§ What you are asked to do: Tally the lines of the listing that contain the string "TEMP". Give the number and nothing else.

* BEGIN Exercise inputs *

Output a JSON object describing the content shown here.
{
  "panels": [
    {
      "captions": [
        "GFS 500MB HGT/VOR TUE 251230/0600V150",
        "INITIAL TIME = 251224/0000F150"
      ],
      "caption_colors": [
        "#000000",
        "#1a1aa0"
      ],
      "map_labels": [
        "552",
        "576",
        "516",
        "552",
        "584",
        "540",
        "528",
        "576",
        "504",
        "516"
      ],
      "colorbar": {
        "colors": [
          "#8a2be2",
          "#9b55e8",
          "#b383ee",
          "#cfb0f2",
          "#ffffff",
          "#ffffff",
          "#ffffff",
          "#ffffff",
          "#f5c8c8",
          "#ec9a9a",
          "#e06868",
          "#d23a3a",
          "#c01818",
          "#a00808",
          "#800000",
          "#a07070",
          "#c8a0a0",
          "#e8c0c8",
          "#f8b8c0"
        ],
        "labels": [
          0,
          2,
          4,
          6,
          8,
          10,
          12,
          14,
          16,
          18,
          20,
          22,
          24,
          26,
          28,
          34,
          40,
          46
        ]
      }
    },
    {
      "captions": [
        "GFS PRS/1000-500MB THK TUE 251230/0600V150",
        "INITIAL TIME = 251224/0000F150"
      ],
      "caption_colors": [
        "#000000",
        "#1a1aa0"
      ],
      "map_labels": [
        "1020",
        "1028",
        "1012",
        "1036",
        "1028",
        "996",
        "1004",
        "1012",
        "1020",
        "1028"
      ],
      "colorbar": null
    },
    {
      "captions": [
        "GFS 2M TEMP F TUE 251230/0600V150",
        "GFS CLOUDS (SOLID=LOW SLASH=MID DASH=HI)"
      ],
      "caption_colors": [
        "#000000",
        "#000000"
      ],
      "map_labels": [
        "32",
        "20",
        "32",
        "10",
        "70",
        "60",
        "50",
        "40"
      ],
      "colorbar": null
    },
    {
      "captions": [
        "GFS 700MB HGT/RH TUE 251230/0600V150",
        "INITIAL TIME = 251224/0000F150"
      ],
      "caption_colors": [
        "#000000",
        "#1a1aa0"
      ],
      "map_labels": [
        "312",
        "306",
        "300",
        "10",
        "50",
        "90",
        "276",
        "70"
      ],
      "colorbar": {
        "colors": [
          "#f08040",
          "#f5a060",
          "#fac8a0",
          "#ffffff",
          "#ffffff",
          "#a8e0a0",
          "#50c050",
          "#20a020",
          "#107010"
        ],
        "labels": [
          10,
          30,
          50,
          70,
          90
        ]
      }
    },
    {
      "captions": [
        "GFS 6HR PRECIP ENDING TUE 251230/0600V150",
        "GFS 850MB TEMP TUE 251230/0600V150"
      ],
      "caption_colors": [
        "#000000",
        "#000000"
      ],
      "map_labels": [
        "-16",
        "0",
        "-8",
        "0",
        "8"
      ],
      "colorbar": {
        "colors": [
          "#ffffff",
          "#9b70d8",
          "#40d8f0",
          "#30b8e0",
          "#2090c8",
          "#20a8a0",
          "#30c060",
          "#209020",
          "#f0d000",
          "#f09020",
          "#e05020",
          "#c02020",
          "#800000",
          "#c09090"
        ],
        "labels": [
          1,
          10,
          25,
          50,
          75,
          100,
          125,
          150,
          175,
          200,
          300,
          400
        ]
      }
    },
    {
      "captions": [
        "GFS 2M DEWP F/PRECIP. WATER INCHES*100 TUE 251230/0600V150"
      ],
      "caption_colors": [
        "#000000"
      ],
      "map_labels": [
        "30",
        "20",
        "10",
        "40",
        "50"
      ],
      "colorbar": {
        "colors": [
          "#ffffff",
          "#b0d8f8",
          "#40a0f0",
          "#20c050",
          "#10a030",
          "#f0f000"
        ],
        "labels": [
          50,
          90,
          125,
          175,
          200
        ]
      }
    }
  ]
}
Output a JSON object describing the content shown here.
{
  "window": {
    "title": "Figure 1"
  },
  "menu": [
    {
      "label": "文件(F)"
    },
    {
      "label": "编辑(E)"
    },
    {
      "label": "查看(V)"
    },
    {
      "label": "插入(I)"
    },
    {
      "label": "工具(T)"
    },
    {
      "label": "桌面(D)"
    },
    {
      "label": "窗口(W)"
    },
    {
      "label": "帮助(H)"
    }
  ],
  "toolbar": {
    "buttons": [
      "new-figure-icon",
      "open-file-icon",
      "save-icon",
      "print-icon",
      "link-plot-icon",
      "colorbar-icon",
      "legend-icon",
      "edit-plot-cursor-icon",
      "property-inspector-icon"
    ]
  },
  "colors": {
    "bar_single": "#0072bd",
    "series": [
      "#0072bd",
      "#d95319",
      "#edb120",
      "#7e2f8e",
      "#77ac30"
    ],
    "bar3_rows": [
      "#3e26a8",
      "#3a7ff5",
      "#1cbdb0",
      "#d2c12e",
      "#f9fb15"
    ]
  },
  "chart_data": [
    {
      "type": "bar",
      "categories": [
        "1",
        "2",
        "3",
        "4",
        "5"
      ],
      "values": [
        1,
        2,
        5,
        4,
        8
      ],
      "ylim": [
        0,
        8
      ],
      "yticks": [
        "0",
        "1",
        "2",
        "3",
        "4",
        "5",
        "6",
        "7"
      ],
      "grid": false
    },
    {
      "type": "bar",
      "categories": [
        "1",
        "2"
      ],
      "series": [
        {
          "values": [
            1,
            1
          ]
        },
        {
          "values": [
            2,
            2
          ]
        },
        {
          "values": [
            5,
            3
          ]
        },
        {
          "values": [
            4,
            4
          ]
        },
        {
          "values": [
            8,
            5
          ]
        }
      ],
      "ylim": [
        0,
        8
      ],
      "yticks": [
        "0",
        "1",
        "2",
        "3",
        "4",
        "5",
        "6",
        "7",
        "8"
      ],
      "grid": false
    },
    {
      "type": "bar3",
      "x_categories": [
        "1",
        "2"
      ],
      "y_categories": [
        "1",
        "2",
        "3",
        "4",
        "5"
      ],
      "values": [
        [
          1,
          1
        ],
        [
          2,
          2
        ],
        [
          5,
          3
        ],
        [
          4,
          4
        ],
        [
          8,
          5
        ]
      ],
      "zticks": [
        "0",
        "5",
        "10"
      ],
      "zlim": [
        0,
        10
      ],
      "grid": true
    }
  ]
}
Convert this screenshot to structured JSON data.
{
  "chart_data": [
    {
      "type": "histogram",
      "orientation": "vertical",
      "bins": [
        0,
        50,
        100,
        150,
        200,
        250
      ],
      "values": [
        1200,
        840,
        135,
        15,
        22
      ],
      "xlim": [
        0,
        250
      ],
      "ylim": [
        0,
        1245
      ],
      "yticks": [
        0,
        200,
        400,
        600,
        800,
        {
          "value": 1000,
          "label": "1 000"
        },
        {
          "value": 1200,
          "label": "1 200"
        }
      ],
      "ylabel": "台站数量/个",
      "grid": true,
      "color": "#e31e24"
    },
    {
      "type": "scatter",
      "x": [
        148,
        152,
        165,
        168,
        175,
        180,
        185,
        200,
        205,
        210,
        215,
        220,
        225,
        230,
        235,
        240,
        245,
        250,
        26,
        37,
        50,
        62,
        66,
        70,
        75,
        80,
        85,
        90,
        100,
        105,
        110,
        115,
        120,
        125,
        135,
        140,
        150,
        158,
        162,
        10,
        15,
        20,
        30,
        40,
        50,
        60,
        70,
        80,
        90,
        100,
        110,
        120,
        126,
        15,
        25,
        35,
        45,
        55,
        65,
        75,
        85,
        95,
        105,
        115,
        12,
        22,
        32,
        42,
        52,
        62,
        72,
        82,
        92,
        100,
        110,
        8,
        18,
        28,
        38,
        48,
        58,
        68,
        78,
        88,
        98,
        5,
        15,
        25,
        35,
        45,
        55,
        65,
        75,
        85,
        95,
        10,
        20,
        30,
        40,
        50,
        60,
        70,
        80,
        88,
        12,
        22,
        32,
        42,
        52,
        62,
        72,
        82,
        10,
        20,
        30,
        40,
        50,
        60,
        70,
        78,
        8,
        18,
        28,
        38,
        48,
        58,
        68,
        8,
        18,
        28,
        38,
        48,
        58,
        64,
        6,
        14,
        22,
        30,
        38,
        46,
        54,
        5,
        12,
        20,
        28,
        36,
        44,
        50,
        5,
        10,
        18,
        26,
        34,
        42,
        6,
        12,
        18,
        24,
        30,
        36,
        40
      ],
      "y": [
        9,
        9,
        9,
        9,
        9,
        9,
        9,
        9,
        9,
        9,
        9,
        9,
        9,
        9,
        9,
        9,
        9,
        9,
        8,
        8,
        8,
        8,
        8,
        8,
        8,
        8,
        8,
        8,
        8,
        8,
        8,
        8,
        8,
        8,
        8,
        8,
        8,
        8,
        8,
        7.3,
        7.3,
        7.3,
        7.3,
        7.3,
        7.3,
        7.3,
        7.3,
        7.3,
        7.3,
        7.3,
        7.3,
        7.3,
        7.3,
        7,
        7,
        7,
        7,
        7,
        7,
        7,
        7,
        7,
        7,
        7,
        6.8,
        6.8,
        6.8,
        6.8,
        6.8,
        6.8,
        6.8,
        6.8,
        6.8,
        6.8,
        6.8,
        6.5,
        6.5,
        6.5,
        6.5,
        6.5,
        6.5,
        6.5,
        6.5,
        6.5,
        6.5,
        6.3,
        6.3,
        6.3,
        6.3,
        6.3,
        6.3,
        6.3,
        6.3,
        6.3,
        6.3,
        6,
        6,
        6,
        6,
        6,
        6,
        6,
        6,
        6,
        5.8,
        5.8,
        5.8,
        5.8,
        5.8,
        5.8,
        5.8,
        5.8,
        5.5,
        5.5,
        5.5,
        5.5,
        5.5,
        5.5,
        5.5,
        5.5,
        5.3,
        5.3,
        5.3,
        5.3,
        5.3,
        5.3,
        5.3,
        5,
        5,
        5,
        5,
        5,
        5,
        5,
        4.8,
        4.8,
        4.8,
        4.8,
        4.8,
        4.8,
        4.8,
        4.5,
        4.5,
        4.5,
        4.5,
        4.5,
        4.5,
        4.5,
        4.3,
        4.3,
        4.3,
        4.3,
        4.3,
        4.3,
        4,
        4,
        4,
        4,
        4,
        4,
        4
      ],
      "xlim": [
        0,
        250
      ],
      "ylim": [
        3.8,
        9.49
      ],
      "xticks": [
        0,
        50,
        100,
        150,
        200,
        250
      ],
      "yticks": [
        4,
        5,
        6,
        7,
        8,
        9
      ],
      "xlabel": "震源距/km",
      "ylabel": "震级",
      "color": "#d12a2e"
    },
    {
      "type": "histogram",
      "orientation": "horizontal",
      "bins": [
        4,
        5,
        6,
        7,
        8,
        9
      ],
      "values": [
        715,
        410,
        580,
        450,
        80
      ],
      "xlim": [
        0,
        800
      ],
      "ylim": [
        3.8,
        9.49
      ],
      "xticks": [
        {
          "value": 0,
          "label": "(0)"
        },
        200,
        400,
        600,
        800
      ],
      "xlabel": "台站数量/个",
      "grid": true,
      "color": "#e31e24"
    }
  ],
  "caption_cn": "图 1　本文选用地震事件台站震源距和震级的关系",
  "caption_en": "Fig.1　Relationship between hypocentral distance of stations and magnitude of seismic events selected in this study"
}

* END Exercise inputs *

§ Response below: 2